---- RECORDS FOR THIS EXERCISE
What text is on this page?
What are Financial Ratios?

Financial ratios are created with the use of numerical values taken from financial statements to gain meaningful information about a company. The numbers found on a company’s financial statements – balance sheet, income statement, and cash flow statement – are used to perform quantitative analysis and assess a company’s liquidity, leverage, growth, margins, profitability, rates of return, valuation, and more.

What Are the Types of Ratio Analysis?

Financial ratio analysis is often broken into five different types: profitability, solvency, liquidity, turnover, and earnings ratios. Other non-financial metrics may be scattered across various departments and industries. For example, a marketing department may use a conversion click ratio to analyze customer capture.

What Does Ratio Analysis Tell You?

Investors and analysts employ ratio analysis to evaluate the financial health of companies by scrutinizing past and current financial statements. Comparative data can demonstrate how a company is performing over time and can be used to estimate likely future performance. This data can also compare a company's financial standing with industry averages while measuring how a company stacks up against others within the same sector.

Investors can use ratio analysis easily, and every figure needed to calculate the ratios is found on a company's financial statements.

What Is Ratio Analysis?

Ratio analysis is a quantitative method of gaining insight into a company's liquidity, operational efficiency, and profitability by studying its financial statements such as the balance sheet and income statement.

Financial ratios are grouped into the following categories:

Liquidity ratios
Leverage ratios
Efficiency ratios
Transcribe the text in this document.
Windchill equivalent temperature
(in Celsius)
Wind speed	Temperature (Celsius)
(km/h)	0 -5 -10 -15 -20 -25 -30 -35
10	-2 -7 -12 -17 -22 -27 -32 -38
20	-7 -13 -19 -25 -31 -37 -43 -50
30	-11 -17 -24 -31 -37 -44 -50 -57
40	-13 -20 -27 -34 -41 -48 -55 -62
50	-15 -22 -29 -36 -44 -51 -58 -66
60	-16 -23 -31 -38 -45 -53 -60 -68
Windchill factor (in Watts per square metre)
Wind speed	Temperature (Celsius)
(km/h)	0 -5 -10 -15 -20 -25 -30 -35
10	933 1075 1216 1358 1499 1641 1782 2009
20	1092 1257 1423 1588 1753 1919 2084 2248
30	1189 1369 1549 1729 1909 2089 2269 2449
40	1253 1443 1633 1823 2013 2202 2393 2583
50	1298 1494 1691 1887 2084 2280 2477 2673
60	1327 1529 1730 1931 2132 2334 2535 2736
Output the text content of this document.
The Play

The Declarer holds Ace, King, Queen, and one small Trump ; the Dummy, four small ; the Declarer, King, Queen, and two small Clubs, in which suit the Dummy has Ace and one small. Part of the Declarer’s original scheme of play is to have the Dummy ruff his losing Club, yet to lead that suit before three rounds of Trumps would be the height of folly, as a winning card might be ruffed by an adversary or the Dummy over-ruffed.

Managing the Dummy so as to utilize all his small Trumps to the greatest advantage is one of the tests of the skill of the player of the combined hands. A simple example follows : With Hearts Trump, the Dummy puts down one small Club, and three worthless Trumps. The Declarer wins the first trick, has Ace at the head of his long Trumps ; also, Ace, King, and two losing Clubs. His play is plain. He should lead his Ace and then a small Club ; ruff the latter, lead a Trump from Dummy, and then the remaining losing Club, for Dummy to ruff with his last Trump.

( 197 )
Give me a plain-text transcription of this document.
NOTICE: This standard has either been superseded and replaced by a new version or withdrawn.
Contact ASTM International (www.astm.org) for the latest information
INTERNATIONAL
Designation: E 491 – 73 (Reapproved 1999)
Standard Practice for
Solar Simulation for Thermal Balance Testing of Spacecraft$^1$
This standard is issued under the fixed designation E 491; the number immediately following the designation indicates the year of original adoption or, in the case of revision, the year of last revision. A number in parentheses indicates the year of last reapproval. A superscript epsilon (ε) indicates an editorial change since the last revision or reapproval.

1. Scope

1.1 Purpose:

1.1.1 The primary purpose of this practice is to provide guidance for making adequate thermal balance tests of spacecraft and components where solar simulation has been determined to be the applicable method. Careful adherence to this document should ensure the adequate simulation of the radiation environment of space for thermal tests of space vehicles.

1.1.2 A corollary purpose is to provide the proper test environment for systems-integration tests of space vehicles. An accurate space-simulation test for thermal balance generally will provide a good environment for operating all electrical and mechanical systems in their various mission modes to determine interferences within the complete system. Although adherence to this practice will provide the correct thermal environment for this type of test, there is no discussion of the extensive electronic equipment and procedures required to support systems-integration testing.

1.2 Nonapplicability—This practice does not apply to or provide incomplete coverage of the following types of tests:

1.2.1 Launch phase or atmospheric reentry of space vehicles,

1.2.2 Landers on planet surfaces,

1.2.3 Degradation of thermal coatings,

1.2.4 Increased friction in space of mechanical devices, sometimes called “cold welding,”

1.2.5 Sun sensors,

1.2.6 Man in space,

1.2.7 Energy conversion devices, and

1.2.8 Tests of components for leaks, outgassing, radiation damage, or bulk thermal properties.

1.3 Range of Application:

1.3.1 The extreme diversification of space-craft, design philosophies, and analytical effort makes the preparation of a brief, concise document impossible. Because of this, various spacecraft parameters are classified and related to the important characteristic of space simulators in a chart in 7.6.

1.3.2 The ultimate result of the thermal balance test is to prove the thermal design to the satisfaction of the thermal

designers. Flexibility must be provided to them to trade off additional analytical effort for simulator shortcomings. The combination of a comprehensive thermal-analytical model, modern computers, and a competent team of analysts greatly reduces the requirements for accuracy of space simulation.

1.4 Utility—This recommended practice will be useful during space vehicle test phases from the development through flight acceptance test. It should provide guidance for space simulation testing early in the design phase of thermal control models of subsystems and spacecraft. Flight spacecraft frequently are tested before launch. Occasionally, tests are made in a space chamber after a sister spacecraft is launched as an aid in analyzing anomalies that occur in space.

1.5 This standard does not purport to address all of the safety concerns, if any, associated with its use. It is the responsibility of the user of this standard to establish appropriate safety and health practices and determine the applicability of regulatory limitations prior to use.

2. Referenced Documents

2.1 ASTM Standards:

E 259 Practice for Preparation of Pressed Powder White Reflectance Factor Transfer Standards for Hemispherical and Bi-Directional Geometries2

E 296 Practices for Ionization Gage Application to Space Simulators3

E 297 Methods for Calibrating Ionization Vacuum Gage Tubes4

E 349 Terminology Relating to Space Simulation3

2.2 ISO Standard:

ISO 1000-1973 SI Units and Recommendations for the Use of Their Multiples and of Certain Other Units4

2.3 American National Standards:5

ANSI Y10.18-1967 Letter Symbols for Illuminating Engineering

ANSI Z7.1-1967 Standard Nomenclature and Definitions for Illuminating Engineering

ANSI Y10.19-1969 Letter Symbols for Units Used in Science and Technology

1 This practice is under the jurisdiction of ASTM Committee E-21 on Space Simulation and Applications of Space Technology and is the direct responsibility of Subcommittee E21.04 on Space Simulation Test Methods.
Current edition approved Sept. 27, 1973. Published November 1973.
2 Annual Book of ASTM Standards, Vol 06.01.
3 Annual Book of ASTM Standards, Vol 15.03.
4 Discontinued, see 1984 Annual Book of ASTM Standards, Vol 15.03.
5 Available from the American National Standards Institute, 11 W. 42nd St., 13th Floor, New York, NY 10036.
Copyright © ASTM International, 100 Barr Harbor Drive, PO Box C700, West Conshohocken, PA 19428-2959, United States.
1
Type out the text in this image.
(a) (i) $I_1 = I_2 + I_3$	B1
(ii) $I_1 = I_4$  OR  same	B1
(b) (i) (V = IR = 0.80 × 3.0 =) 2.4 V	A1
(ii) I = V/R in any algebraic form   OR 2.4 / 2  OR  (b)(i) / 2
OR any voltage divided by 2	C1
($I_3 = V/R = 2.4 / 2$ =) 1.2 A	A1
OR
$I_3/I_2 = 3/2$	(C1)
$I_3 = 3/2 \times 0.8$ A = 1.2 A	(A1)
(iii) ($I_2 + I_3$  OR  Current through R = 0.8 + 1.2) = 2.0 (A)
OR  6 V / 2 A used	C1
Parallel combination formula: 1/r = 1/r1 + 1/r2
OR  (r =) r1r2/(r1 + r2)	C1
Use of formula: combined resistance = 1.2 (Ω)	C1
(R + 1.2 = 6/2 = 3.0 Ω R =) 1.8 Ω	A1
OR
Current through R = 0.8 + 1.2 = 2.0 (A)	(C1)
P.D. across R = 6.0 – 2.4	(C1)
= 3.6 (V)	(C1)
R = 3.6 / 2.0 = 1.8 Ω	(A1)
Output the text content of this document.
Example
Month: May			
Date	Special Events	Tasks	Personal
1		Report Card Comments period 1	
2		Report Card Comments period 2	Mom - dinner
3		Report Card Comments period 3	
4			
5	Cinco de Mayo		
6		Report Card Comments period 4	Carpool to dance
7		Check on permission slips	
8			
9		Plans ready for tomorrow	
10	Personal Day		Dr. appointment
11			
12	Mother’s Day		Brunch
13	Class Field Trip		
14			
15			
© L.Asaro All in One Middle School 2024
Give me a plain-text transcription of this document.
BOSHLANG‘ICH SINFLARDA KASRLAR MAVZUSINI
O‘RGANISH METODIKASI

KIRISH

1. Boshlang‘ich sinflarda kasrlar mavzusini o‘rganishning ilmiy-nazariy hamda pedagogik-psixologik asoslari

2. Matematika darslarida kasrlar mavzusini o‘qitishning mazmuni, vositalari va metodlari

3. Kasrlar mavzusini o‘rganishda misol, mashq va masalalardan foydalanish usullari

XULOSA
--------
◆ TASK PROMPT: Count every line in the entries above where the word "What" appears; respond with the number alone.

◆ REPLY: 5